**Data excerpts**
☆ ☆ ☆ ☆

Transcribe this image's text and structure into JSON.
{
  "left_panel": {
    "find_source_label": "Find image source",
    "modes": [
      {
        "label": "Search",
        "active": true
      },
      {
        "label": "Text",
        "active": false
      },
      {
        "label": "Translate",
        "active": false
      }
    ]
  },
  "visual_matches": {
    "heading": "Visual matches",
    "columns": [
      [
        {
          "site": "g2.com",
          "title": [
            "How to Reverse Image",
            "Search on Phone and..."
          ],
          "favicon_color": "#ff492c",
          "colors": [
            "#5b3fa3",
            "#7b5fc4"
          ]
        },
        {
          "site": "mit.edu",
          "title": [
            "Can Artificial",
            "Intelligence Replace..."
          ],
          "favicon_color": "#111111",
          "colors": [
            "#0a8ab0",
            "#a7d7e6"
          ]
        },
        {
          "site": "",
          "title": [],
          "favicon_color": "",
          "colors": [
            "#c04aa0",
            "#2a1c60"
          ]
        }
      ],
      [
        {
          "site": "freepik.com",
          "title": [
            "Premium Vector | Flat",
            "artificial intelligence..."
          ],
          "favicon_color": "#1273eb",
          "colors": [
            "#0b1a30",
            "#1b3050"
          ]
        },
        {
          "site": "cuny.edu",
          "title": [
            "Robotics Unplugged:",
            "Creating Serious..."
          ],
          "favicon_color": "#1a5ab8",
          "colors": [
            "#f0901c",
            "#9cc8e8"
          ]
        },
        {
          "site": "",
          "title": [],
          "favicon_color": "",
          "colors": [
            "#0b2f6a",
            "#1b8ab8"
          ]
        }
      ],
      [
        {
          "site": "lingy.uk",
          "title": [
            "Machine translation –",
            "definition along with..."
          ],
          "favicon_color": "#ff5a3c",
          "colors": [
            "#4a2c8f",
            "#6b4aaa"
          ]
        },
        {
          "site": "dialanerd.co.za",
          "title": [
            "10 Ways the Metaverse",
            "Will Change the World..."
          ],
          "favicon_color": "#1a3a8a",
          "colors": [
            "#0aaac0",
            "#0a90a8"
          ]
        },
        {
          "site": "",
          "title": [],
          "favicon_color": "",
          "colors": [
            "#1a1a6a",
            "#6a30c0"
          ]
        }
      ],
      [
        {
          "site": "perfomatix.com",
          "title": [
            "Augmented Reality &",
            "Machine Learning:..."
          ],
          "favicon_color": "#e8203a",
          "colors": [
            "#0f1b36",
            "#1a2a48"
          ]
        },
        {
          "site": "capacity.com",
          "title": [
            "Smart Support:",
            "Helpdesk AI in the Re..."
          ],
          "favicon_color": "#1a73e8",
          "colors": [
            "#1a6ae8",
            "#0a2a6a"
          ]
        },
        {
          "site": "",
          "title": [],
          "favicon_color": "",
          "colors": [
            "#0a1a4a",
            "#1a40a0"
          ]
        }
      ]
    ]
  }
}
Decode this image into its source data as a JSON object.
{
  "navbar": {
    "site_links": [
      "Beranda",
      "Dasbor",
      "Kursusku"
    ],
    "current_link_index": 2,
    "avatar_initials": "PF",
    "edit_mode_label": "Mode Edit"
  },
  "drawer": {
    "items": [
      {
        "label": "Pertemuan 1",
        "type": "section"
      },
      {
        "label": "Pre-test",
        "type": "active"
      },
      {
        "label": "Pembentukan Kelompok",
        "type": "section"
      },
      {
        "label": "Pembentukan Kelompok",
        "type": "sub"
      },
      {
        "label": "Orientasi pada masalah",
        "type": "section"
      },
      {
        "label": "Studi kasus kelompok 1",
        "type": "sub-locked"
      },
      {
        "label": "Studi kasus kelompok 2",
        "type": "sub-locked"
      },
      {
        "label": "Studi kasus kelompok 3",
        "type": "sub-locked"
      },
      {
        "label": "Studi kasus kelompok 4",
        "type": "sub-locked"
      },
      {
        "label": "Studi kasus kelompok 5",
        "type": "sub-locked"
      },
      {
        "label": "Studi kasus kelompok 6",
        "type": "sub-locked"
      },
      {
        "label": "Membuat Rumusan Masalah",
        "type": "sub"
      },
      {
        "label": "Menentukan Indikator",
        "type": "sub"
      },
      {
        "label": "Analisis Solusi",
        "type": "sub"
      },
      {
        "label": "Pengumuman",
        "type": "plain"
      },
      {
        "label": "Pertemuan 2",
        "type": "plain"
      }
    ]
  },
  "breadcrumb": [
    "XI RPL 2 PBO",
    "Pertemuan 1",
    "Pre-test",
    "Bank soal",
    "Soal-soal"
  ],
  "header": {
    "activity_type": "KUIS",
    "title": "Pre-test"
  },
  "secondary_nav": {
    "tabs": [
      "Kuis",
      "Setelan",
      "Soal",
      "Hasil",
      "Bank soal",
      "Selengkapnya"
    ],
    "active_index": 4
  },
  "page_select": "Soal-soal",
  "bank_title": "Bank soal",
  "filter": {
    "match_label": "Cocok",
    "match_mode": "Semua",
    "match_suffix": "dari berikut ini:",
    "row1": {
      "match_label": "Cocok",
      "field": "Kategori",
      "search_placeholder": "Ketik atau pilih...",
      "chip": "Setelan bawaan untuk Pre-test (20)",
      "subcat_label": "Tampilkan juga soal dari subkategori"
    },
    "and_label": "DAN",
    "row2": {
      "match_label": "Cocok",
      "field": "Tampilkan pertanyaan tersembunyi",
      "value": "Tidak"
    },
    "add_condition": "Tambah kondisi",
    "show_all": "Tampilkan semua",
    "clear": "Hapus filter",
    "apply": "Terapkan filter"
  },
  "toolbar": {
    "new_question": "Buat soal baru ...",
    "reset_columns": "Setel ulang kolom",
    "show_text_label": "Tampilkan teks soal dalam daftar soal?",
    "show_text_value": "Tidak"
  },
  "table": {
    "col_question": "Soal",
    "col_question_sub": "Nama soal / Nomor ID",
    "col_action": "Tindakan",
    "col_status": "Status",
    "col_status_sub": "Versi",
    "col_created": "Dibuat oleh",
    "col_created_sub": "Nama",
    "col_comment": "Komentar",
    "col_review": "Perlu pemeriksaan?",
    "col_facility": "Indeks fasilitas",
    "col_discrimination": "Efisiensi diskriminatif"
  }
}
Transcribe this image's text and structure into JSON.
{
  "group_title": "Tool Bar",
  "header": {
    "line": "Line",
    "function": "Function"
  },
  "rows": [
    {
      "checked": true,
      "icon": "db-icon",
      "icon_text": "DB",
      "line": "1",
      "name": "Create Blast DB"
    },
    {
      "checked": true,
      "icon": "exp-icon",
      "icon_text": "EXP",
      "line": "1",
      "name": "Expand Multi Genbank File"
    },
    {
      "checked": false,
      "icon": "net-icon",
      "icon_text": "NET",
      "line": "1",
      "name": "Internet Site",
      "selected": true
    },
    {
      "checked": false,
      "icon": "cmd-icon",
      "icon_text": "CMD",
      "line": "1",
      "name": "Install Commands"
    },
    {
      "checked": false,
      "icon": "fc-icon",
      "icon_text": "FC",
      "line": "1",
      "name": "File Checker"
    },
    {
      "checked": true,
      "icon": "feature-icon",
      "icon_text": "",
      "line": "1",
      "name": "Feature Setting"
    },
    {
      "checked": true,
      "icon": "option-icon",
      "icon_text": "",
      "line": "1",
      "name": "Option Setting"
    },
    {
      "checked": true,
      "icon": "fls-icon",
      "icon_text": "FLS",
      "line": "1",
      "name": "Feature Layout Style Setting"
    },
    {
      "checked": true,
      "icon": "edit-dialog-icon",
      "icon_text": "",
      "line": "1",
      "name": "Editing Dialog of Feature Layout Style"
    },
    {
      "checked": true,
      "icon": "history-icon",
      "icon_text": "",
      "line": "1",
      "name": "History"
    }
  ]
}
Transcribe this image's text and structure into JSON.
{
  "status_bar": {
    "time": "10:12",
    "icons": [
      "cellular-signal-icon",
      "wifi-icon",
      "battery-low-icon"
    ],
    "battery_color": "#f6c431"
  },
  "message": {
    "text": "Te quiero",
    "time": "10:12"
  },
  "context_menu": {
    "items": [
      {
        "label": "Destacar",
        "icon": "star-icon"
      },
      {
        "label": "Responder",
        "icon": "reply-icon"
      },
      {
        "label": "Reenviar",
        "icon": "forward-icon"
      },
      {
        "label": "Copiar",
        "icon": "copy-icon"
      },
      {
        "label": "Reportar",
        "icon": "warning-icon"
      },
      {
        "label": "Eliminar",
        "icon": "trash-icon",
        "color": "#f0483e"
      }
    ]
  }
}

☆ ☆ ☆ ☆

Check each line of the records above for "filter", and copy those that have it.

  "filter": {
    "clear": "Hapus filter",
    "apply": "Terapkan filter"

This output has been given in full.